* Stated problem 1
In the article on the past decade in mining, condense the paragraph beginning "Glencore already owned 34% of Xstrata" into a short bulleted list that keeps its main facts.
* Stated problem 2
Carry on the article about the past decade in mining from the point at which it stops, in the same formal reporting voice.

START Source passage

The stories that shaped the past decade in mining

JANUARY 1 not only brings a new year, but also a new decade. MNN reflects on the key themes of the past 10 years.
The stories that shaped the past decade in mining The stories that shaped the past decade in mining The stories that shaped the past decade in mining The stories that shaped the past decade in mining The stories that shaped the past decade in mining

Image: iStock/smshoot

Blockbuster deals

M&A is a common theme in any industry, and while the huge and often poorly timed takeovers of the previous decade (remember Rio Tinto's US$38.1 billion takeover of Alcan in 2007?) but the last decade has seen multiple super-mergers in mining.

Late last decade, BHP scrapped a bid for Rio in favour of a joint venture of their respective iron ore operations, which was also later pulled.

The two sat out M&A in the 2010s as bad decisions came back to haunt them.

Earlier this month, Lion Selection's Hedley Widdup argued the 2011 listing of Glencore was one of the decade's most significant events, with the previously private commodities giant raising 2-3 weeks' worth of London turnover in one hit.

But it was what happened after the listing when things got really interesting.

Months after listing, in early 2012, Glencore and Xstrata announced a US$90 billion merger.

Glencore already owned 34% of Xstrata and initially, the deal was friendly, with the merged company to be known as Glencore Xstrata International and be led by Xstrata chairman Sir John Bond and CEO Mick Davis. Glencore CEO Ivan Glasenberg would be deputy CEO.

However, after objections from Qatar and shareholders due to hefty severance payments, in September 2012, Glencore upped its offer and went hostile just hours before shareholders were due to vote.

After meeting regulatory requirements to sell off a bunch of assets, the deal went through and Davis found himself out of a job.

The ink was barely dry when Glencore dropped the Xstrata from its name.

In late 2014, Rio confirmed Glencore had been in contact over a potential merger, which was unanimously rejected by its board.

Only weeks ago, speculation mounted again over a possible Glencore-Rio tie-up thanks to the Australian Financial Review, which noted Glasenberg and CFO Steve Kalmin were both in Australia.

The 2010s also changed the landscape of the gold sector.

Sector leaders Barrick Gold and Newmont Mining were in merger talks in early 2014, which was likely to involve a major Australian spin-off company, but negotiations were terminated by Newmont which then criticised Barrick chairman John Thornton.

END Source passage
START Provided information

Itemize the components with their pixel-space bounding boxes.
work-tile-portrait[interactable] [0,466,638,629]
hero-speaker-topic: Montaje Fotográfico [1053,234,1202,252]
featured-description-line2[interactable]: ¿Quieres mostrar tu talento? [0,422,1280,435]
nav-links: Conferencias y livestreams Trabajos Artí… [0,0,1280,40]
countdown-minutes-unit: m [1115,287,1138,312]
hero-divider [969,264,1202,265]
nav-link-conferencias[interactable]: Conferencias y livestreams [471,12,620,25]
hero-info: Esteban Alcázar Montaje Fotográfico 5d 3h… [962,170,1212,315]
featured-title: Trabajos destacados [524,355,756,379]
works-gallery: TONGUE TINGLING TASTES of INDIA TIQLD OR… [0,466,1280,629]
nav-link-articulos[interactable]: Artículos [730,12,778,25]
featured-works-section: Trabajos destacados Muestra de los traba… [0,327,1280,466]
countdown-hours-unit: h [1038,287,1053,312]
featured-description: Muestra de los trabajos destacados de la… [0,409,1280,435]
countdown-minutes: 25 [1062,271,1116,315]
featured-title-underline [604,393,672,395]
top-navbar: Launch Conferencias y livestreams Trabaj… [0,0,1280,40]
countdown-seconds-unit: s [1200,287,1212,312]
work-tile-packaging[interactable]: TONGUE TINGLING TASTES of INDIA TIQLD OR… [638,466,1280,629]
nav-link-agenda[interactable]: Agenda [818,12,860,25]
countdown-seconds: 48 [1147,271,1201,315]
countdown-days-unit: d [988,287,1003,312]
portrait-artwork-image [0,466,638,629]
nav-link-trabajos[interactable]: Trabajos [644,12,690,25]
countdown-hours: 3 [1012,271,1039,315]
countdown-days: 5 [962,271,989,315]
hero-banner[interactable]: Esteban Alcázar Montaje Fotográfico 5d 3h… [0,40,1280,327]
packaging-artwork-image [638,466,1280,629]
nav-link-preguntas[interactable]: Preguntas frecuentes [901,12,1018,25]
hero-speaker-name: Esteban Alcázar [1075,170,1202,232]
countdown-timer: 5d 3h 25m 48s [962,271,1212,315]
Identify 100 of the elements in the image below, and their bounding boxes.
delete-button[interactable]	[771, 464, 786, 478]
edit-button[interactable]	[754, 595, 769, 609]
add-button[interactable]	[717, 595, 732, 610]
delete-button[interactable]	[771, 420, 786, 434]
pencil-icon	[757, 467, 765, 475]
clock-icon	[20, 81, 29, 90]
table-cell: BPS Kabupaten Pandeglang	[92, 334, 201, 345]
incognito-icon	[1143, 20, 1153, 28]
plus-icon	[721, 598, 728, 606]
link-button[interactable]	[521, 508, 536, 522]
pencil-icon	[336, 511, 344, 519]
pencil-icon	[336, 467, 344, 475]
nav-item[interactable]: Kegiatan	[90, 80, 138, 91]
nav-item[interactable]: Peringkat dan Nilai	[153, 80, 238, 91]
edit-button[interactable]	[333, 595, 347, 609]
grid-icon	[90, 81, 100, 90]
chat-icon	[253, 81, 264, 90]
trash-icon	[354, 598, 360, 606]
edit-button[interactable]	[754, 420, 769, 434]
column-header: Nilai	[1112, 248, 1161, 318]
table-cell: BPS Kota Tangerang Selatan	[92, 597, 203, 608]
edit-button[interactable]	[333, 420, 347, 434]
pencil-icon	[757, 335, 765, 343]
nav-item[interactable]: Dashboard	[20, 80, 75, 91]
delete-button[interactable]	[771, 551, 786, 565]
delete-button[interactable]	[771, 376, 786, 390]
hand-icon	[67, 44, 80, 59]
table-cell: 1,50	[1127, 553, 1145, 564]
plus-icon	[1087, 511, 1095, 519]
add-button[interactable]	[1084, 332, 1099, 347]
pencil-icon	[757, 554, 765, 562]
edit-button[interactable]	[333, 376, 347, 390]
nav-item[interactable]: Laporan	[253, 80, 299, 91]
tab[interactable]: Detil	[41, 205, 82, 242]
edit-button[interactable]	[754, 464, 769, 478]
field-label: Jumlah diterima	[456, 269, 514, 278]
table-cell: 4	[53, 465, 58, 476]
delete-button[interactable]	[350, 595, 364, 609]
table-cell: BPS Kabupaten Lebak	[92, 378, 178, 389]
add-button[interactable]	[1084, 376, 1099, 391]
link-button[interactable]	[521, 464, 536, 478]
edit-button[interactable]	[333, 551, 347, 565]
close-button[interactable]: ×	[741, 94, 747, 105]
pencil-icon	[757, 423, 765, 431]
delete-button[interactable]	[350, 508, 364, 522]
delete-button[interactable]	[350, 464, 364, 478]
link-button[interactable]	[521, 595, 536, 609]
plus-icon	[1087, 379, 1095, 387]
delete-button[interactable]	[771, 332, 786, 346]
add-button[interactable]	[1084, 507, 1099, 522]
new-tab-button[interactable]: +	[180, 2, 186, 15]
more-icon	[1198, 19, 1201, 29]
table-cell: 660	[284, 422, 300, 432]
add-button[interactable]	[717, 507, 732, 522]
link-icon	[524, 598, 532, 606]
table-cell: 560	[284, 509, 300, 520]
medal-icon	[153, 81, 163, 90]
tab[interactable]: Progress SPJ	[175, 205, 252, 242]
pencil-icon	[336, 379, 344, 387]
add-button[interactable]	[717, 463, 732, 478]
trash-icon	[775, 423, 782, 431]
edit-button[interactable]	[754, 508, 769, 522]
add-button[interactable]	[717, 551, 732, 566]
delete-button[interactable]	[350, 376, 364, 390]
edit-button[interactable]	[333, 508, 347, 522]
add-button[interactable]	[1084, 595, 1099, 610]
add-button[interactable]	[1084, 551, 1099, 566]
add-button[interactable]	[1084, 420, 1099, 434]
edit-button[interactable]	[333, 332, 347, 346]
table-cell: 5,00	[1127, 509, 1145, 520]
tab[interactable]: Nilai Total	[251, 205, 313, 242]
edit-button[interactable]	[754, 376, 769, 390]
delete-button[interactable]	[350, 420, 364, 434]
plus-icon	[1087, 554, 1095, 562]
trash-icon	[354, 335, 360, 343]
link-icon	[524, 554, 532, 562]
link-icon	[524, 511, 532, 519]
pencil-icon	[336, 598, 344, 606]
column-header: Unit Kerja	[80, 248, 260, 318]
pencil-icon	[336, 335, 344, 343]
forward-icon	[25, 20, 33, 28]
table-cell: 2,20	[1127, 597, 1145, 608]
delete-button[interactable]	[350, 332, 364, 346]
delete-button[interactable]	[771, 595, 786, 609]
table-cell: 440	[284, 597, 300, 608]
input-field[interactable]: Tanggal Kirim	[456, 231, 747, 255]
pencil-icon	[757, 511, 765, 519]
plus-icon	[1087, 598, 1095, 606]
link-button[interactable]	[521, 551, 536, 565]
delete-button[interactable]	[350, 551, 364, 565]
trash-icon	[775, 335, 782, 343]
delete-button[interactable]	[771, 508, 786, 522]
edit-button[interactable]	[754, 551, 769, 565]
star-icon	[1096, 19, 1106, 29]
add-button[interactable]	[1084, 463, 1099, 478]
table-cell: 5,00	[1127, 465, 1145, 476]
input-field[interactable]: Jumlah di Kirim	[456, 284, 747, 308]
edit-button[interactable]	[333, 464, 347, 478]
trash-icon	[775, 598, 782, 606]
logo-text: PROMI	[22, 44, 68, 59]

END Provided information

* Written response 1
- Glencore already held a 34% stake in Xstrata.
- The deal was initially friendly.
- The merged company was to be named Glencore Xstrata International.
- It was to be led by Xstrata chairman Sir John Bond and CEO Mick Davis.
- Glencore CEO Ivan Glasenberg was to serve as deputy CEO.

* Written response 2
"While we were hopeful that we could achieve that goal, it has become evident to us over the past several weeks that the type of constructive, mutually respectful and partnership-oriented relationship necessary to realise the potential benefits of that combination does not yet exist," then-Newmont chairman Vincent A Calarco wrote in an open letter to Barrick in April 2014.

On the eve of the 2018 Denver Gold Forum, Barrick announced a merger with market darling Randgold Resources, which one onlooker likened to Barrick paying $18 billion for a CEO in Mark Bristow.

The deal cemented Barrick's flailing status as the world's largest gold miner by market capitalisation.

Main rival for the crown Newmont followed weeks later with a friendly tie-up with Goldcorp, which after once eclipsing both majors as the world's most valuable gold producer, had struggled in recent years.

"It appears from where I sit that Goldcorp was in bad shape," Bristow commented after the announcement.

Weeks later, Barrick went hostile on Newmont, proposing a $17.8 billion nil-premium after becoming frustrated over a lack of progress on merging the two companies' Nevada assets.

Newmont rejected the "egocentric" bid, labelling it as nothing more than a ploy to derail the Goldcorp deal.

Barrick dropped the bid about a fortnight later when a deal was reached in Nevada, and the Newmont Goldcorp deal went ahead.

As of this month, Newmont has curiously dropped the Goldcorp from its name.

The rise of gold's new mid-tier

There's arguably nothing the past decade that has transformed the Australian mining space and its big players as drastically as the rise of the new gold mid-tier.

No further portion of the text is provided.